*TASK TO COMPLETE*
Please copy the rows again, from the start down through the line containing "339, 810, 366]", swapping "element" for "item" and leaving everything else unchanged.

* START *

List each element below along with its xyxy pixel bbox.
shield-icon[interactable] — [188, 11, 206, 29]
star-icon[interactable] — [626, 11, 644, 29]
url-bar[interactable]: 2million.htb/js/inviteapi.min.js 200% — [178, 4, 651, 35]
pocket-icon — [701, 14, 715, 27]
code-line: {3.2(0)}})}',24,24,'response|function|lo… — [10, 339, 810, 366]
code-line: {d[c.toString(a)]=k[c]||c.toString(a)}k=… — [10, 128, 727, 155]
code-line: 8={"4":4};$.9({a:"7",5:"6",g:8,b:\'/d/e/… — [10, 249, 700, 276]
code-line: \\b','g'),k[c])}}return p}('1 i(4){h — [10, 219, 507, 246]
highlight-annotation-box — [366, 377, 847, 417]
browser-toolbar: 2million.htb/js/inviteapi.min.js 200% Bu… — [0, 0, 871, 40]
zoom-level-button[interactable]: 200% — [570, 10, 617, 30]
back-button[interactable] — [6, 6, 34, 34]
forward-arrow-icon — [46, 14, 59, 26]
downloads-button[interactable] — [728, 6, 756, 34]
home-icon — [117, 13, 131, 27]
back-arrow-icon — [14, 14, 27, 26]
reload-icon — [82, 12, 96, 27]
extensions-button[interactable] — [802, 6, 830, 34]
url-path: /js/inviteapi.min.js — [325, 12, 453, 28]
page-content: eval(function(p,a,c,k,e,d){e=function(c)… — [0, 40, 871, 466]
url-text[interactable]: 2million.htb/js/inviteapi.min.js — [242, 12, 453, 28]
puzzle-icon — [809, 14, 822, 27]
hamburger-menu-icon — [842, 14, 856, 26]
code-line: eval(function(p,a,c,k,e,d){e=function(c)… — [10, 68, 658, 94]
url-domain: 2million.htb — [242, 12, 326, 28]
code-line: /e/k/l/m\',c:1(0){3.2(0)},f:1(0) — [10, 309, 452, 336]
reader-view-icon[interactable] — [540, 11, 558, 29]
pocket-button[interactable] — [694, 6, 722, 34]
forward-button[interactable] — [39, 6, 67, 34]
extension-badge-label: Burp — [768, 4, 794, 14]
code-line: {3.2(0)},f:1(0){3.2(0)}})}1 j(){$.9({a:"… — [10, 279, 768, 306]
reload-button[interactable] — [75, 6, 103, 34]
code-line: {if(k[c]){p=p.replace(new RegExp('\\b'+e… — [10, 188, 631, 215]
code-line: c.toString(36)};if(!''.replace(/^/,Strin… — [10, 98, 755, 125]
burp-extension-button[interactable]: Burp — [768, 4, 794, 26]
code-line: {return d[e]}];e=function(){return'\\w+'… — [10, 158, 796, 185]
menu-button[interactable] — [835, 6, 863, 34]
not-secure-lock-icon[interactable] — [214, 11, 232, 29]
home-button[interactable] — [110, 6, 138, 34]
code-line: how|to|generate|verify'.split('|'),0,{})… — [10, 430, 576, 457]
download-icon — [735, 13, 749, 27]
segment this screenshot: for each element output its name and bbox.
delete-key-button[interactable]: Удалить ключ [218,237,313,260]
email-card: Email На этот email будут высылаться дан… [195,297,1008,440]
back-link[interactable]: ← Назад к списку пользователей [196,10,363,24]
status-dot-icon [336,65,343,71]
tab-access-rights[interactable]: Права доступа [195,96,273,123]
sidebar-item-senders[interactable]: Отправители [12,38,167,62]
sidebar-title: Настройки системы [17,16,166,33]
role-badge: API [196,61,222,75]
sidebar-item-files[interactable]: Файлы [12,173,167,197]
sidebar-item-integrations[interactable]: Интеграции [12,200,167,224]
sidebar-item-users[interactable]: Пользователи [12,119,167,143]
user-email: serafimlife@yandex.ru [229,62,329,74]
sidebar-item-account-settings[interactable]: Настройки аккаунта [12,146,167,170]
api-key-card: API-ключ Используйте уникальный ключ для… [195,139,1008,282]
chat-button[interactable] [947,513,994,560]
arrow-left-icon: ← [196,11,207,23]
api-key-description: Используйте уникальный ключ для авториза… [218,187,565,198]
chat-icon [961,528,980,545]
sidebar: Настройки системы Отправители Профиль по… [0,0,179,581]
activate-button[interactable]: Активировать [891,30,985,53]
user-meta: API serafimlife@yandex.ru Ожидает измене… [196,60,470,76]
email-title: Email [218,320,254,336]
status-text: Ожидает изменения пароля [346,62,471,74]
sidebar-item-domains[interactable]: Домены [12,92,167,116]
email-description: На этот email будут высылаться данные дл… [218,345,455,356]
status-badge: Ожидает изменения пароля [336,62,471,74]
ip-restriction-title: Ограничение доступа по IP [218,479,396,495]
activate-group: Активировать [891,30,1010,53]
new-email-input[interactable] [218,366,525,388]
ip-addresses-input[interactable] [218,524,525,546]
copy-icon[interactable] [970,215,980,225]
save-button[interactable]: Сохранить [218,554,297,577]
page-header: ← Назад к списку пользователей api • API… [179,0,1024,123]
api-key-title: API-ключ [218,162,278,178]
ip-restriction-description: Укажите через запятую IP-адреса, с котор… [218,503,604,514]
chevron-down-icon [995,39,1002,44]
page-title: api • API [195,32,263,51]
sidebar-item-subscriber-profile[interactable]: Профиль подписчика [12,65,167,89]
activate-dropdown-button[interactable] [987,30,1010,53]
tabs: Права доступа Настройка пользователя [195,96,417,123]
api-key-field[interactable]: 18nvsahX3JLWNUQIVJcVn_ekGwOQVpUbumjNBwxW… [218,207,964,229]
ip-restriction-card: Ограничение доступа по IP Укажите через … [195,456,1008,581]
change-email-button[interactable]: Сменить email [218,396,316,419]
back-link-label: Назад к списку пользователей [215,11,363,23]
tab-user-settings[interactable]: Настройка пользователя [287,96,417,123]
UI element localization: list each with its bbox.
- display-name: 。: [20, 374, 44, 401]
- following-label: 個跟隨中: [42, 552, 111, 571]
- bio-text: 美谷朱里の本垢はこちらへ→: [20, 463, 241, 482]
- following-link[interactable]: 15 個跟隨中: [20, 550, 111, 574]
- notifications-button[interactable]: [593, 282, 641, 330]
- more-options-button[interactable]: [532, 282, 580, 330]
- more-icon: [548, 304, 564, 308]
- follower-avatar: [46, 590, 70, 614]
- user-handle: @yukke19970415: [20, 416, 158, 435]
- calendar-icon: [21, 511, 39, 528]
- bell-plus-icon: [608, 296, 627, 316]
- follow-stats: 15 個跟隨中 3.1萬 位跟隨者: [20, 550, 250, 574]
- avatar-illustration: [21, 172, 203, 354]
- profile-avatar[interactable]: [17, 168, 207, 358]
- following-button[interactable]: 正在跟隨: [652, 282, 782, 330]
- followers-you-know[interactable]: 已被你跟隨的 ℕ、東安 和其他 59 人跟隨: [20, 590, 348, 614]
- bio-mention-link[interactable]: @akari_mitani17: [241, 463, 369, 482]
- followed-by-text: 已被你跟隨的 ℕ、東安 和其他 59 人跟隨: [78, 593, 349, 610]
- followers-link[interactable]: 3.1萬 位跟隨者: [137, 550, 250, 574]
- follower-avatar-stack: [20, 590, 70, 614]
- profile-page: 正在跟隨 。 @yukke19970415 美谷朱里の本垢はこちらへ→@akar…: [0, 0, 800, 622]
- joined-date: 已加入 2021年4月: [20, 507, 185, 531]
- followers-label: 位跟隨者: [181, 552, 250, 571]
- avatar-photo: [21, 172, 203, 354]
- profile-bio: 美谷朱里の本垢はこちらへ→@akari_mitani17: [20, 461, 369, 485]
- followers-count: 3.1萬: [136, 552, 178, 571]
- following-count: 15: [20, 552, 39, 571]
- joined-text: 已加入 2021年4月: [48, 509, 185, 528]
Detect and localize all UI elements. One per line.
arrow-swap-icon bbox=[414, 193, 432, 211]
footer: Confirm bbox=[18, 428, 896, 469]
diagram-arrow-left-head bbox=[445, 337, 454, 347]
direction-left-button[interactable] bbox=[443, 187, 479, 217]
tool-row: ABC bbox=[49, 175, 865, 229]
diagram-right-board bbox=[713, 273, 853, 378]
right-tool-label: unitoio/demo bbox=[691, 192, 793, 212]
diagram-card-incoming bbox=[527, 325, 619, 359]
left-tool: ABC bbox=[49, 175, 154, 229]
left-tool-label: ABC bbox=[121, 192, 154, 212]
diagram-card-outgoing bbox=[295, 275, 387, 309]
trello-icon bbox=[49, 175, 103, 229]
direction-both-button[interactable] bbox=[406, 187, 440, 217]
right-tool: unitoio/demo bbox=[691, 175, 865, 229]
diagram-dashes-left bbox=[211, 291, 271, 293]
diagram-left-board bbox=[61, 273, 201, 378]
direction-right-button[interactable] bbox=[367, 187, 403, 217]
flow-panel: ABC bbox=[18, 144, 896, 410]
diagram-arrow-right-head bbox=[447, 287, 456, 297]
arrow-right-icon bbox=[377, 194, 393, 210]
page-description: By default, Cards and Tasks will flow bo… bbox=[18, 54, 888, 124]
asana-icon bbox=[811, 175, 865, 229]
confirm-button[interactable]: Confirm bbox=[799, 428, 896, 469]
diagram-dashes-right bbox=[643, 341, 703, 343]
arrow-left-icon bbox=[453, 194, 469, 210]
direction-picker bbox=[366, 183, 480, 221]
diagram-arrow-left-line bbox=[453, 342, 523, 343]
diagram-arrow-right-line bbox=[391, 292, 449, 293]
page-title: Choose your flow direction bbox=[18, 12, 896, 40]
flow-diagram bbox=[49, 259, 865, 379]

* END *

*FINAL RESULT*
List each item below along with its xyxy pixel bbox.
shield-icon[interactable] — [188, 11, 206, 29]
star-icon[interactable] — [626, 11, 644, 29]
url-bar[interactable]: 2million.htb/js/inviteapi.min.js 200% — [178, 4, 651, 35]
pocket-icon — [701, 14, 715, 27]
code-line: {3.2(0)}})}',24,24,'response|function|lo… — [10, 339, 810, 366]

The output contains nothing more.